» **TEXTO PARA LEITURA**
Nosso primeiro encontrou deu-se em frente ao Cine Olido, naquela velha galeria da Avenida São João. Por telefone, a voz dela refletia uma ternura ansiosa de conhecimentos, vivências e reconhecimentos. Cada dia imaginava seu rosto, mas não conseguia fixar uma forma, pois a voz me absorvia e contagiava.
Enfim, fui ao encontro como um requintado cavalheiro apaixonado que leva consigo a primazia dos tormentosos dezessete anos. Meu mais bonito terno azulado, com colete e cinto da mesma fazenda da calça. Camisa socialíssima, colarinho alto, bem justo, curto e arredondado. Gravata num tom azul mais escuro, com leves listas mais claras, celestes.
No local exato e na hora marcada, dois enormes olhos negros me espetavam quais filete de açúcar. Lábios promissores (apesar do batom um tanto excessivo), queixo arrogante. A pele me parecia de seda, vontade de tocá-la. E nas voltas da saia rodada, um sorriso irônico. Uma porcelana girando em minha mão indecisa.
Comprei-me um drops de hortelã e entramos. Durante toda a sessão, não me deixou abraçá-la e muito menos beijá-la. De vez em quando roçava-lhe a mão num contato arrepiante. Mas foi bom e de muita sorte, pois ficamos sabendo dias após que o pai dela estivera o tempo todo nos observando, sentado numa poltrona duas carreiras atrás da nossa.

» **DADOS FORNECIDOS**
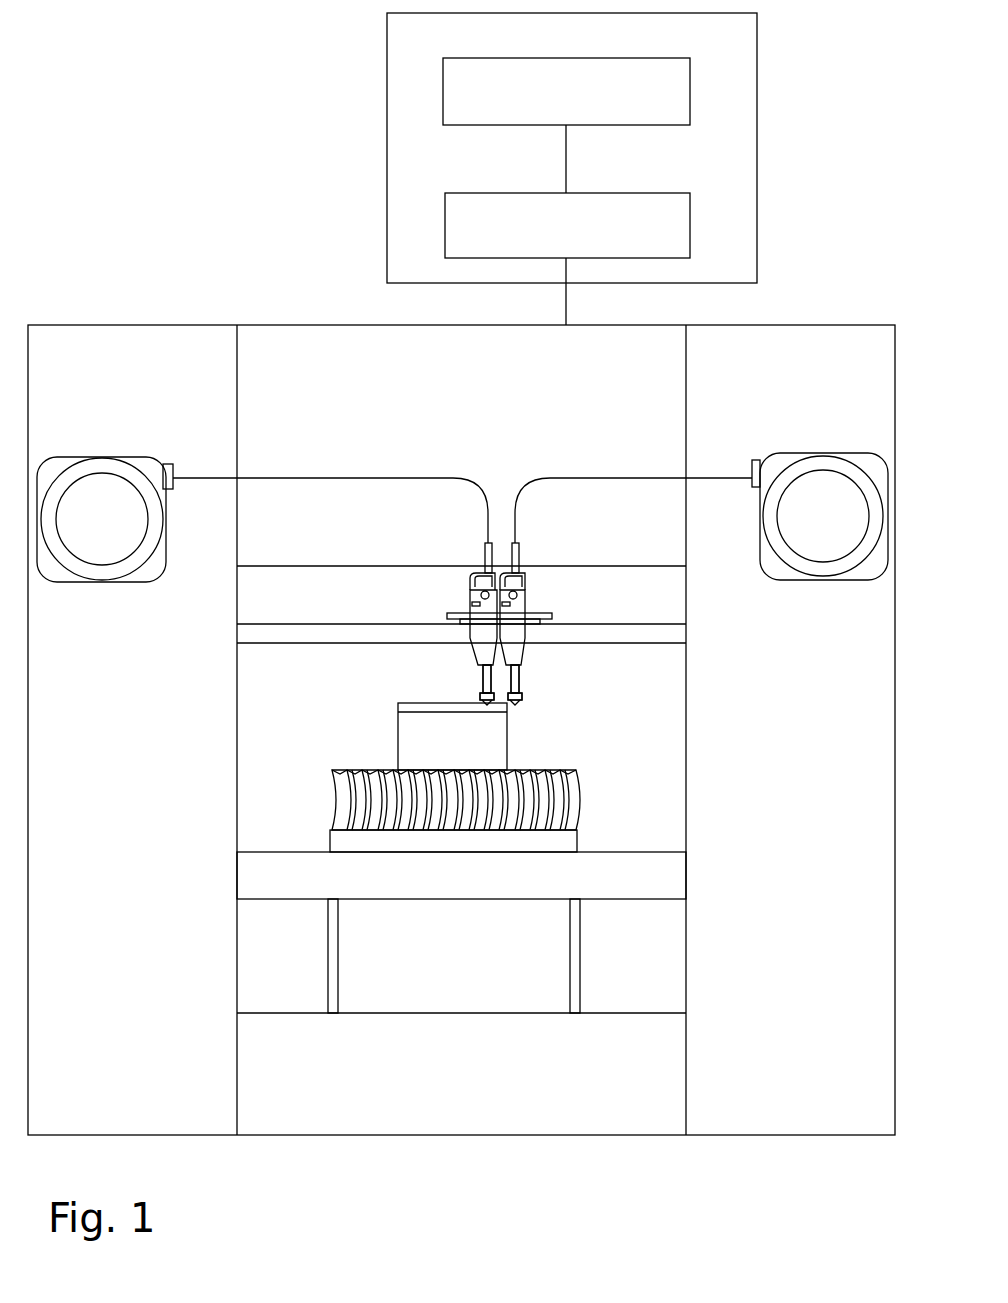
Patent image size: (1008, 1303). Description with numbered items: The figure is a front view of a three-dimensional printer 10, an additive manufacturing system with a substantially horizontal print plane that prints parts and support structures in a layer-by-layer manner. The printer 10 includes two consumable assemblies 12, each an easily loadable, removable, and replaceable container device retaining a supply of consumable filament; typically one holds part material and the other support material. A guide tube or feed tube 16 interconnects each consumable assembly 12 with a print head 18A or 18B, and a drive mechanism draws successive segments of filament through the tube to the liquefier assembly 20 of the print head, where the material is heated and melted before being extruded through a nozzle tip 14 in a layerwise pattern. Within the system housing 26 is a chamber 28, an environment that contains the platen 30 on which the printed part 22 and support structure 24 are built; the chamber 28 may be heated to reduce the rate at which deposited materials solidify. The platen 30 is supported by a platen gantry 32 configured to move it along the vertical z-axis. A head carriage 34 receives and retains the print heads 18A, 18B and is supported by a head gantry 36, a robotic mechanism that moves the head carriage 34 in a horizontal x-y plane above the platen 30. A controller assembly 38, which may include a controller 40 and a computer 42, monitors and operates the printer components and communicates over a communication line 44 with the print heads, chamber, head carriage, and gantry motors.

The 3D printer 10 is at (156, 92).
The consumable assembly 12 is at (90, 457).
The nozzle tip 14 is at (488, 705).
The guide tube or feed tube 16 is at (253, 478).
The print head 18A is at (466, 605).
The print head 18B is at (532, 605).
The liquefier assembly 20 is at (484, 687).
The 3D part 22 is at (407, 752).
The support structure 24 is at (568, 835).
The system housing 26 is at (237, 752).
The chamber 28 is at (250, 795).
The platen 30 is at (678, 888).
The platen gantry 32 is at (587, 995).
The head carriage 34 is at (447, 616).
The head gantry 36 is at (317, 624).
The controller assembly 38 is at (637, 148).
The controller 40 is at (689, 212).
The computer 42 is at (689, 72).
The communication line 44 is at (566, 297).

» **TAREFAS A CUMPRIR**
(1) No relato do primeiro encontro no Cine Olido, onde estava sentado o pai da moça durante a sessão?
(2) Prossiga o relato do primeiro encontro no Cine Olido a partir da última frase apresentada.
Os dados não têm papel algum nesta atividade.

» **RESPOSTAS DO EXERCÍCIO**
(1) Numa poltrona duas carreiras atrás da do casal.

(2)
Essa menina me desafiou sempre. Namorávamos muito, mas raramente nos encontrávamos. Passávamos horas e horas ao telefone, falando e ouvindo o Pery Ribeiro cantar: "Quero amar você, inteirinha, abraçar você inteirinha..." Mas nunca nos abraçamos inteirinhos, e nem por partes.
Nossos momentos mais íntimos foram sempre tão domésticos. Quando ela escapava das presilhas aproveitando as artimanhas de seu motorista particular, o Bené, e ia até minha casa. Chegava num Oldsmobile enorme, último tipo. A vizinhança toda na janela espantando-se com aquele carrão vermelho e aquela moça chique a conversar comigo apoiada no rangedor portãozinho de casa. Até que o Bené começava a buzinar, de leve. Quando não descia do carro a espalhar-se matreiro em explicações e gentilezas arraigadas do morro da Casa Verde, sua origem. Ficou meu amigo, o cara, porque eu morava no Bom Retiro, e ele dizia que eu era gente igual a ele. E era mesmo.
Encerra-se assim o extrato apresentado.